== WORK TO BE COMPLETED ==
The data must be returned in full and exactly as given.

== INPUT ROWS ==
:::::
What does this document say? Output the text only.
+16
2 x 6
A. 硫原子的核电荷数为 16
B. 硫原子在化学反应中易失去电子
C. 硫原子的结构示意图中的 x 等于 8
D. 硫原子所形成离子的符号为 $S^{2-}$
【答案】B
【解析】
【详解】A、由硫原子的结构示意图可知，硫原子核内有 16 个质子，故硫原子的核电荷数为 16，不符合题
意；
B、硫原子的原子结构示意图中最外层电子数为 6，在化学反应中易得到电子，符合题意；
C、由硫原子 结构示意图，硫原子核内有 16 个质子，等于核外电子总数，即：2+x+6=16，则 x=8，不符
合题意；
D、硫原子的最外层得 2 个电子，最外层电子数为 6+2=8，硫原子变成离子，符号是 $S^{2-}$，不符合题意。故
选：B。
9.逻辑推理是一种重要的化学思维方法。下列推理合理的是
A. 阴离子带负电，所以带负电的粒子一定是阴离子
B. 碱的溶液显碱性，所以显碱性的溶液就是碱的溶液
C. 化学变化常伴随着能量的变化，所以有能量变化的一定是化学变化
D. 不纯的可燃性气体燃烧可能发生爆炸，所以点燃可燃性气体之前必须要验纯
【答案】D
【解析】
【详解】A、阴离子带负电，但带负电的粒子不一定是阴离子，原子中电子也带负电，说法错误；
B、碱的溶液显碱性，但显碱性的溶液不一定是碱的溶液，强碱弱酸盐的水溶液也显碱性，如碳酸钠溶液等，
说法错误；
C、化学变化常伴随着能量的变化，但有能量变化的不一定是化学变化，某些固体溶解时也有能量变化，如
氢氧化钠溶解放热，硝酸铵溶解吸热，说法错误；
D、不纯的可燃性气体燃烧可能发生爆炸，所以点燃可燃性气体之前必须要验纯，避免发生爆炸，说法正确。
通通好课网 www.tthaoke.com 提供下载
:::::
== FINISHED TASK ==
What does this document say? Output the text only.
+16
2 x 6
A. 硫原子的核电荷数为 16
B. 硫原子在化学反应中易失去电子
C. 硫原子的结构示意图中的 x 等于 8
D. 硫原子所形成离子的符号为 $S^{2-}$
【答案】B
【解析】
【详解】A、由硫原子的结构示意图可知，硫原子核内有 16 个质子，故硫原子的核电荷数为 16，不符合题
意；
B、硫原子的原子结构示意图中最外层电子数为 6，在化学反应中易得到电子，符合题意；
C、由硫原子 结构示意图，硫原子核内有 16 个质子，等于核外电子总数，即：2+x+6=16，则 x=8，不符
合题意；
D、硫原子的最外层得 2 个电子，最外层电子数为 6+2=8，硫原子变成离子，符号是 $S^{2-}$，不符合题意。故
选：B。
9.逻辑推理是一种重要的化学思维方法。下列推理合理的是
A. 阴离子带负电，所以带负电的粒子一定是阴离子
B. 碱的溶液显碱性，所以显碱性的溶液就是碱的溶液
C. 化学变化常伴随着能量的变化，所以有能量变化的一定是化学变化
D. 不纯的可燃性气体燃烧可能发生爆炸，所以点燃可燃性气体之前必须要验纯
【答案】D
【解析】
【详解】A、阴离子带负电，但带负电的粒子不一定是阴离子，原子中电子也带负电，说法错误；
B、碱的溶液显碱性，但显碱性的溶液不一定是碱的溶液，强碱弱酸盐的水溶液也显碱性，如碳酸钠溶液等，
说法错误；
C、化学变化常伴随着能量的变化，但有能量变化的不一定是化学变化，某些固体溶解时也有能量变化，如
氢氧化钠溶解放热，硝酸铵溶解吸热，说法错误；
D、不纯的可燃性气体燃烧可能发生爆炸，所以点燃可燃性气体之前必须要验纯，避免发生爆炸，说法正确。
通通好课网 www.tthaoke.com 提供下载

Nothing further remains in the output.